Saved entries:

=======

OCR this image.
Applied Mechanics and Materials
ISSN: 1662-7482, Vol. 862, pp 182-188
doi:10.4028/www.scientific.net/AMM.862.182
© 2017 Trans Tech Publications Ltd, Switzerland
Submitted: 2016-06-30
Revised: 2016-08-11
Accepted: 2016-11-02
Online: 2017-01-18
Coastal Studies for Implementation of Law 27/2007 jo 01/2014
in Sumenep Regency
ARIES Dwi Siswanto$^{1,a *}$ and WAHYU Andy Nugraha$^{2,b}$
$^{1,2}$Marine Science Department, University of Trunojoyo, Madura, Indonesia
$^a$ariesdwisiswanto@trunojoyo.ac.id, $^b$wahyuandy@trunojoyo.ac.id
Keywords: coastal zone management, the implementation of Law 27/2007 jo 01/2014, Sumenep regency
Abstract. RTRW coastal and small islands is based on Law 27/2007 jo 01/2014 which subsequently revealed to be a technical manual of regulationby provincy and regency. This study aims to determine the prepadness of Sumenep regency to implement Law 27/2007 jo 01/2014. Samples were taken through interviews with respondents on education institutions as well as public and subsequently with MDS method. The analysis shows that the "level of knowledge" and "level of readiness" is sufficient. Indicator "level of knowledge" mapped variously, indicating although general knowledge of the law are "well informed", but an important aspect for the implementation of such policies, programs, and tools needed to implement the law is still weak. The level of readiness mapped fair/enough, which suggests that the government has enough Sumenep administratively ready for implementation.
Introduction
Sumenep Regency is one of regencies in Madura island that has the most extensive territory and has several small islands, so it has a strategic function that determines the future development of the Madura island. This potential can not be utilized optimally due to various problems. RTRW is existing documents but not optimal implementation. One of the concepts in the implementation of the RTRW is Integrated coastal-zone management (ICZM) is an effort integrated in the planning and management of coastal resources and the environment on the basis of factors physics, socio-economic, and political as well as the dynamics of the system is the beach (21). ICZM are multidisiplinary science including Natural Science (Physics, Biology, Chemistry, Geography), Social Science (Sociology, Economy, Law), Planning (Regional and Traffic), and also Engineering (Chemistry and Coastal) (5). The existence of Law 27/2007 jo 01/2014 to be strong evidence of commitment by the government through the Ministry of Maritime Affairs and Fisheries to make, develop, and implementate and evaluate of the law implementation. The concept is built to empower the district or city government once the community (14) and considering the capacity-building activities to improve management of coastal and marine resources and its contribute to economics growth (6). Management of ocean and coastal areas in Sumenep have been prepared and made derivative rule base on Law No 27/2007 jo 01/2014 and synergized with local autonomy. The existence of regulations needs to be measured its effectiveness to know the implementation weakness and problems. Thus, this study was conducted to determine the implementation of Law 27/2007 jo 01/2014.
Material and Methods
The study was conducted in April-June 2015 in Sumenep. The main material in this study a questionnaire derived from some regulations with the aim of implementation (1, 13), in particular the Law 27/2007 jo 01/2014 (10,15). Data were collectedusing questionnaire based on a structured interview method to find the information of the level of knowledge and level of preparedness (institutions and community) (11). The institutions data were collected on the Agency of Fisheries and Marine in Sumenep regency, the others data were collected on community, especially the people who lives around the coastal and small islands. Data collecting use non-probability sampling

=======

TASK DESCRIPTION — Write out every entry verbatim.

FINISHED TASK —
OCR this image.
Applied Mechanics and Materials
ISSN: 1662-7482, Vol. 862, pp 182-188
doi:10.4028/www.scientific.net/AMM.862.182
© 2017 Trans Tech Publications Ltd, Switzerland
Submitted: 2016-06-30
Revised: 2016-08-11
Accepted: 2016-11-02
Online: 2017-01-18
Coastal Studies for Implementation of Law 27/2007 jo 01/2014
in Sumenep Regency
ARIES Dwi Siswanto$^{1,a *}$ and WAHYU Andy Nugraha$^{2,b}$
$^{1,2}$Marine Science Department, University of Trunojoyo, Madura, Indonesia
$^a$ariesdwisiswanto@trunojoyo.ac.id, $^b$wahyuandy@trunojoyo.ac.id
Keywords: coastal zone management, the implementation of Law 27/2007 jo 01/2014, Sumenep regency
Abstract. RTRW coastal and small islands is based on Law 27/2007 jo 01/2014 which subsequently revealed to be a technical manual of regulationby provincy and regency. This study aims to determine the prepadness of Sumenep regency to implement Law 27/2007 jo 01/2014. Samples were taken through interviews with respondents on education institutions as well as public and subsequently with MDS method. The analysis shows that the "level of knowledge" and "level of readiness" is sufficient. Indicator "level of knowledge" mapped variously, indicating although general knowledge of the law are "well informed", but an important aspect for the implementation of such policies, programs, and tools needed to implement the law is still weak. The level of readiness mapped fair/enough, which suggests that the government has enough Sumenep administratively ready for implementation.
Introduction
Sumenep Regency is one of regencies in Madura island that has the most extensive territory and has several small islands, so it has a strategic function that determines the future development of the Madura island. This potential can not be utilized optimally due to various problems. RTRW is existing documents but not optimal implementation. One of the concepts in the implementation of the RTRW is Integrated coastal-zone management (ICZM) is an effort integrated in the planning and management of coastal resources and the environment on the basis of factors physics, socio-economic, and political as well as the dynamics of the system is the beach (21). ICZM are multidisiplinary science including Natural Science (Physics, Biology, Chemistry, Geography), Social Science (Sociology, Economy, Law), Planning (Regional and Traffic), and also Engineering (Chemistry and Coastal) (5). The existence of Law 27/2007 jo 01/2014 to be strong evidence of commitment by the government through the Ministry of Maritime Affairs and Fisheries to make, develop, and implementate and evaluate of the law implementation. The concept is built to empower the district or city government once the community (14) and considering the capacity-building activities to improve management of coastal and marine resources and its contribute to economics growth (6). Management of ocean and coastal areas in Sumenep have been prepared and made derivative rule base on Law No 27/2007 jo 01/2014 and synergized with local autonomy. The existence of regulations needs to be measured its effectiveness to know the implementation weakness and problems. Thus, this study was conducted to determine the implementation of Law 27/2007 jo 01/2014.
Material and Methods
The study was conducted in April-June 2015 in Sumenep. The main material in this study a questionnaire derived from some regulations with the aim of implementation (1, 13), in particular the Law 27/2007 jo 01/2014 (10,15). Data were collectedusing questionnaire based on a structured interview method to find the information of the level of knowledge and level of preparedness (institutions and community) (11). The institutions data were collected on the Agency of Fisheries and Marine in Sumenep regency, the others data were collected on community, especially the people who lives around the coastal and small islands. Data collecting use non-probability sampling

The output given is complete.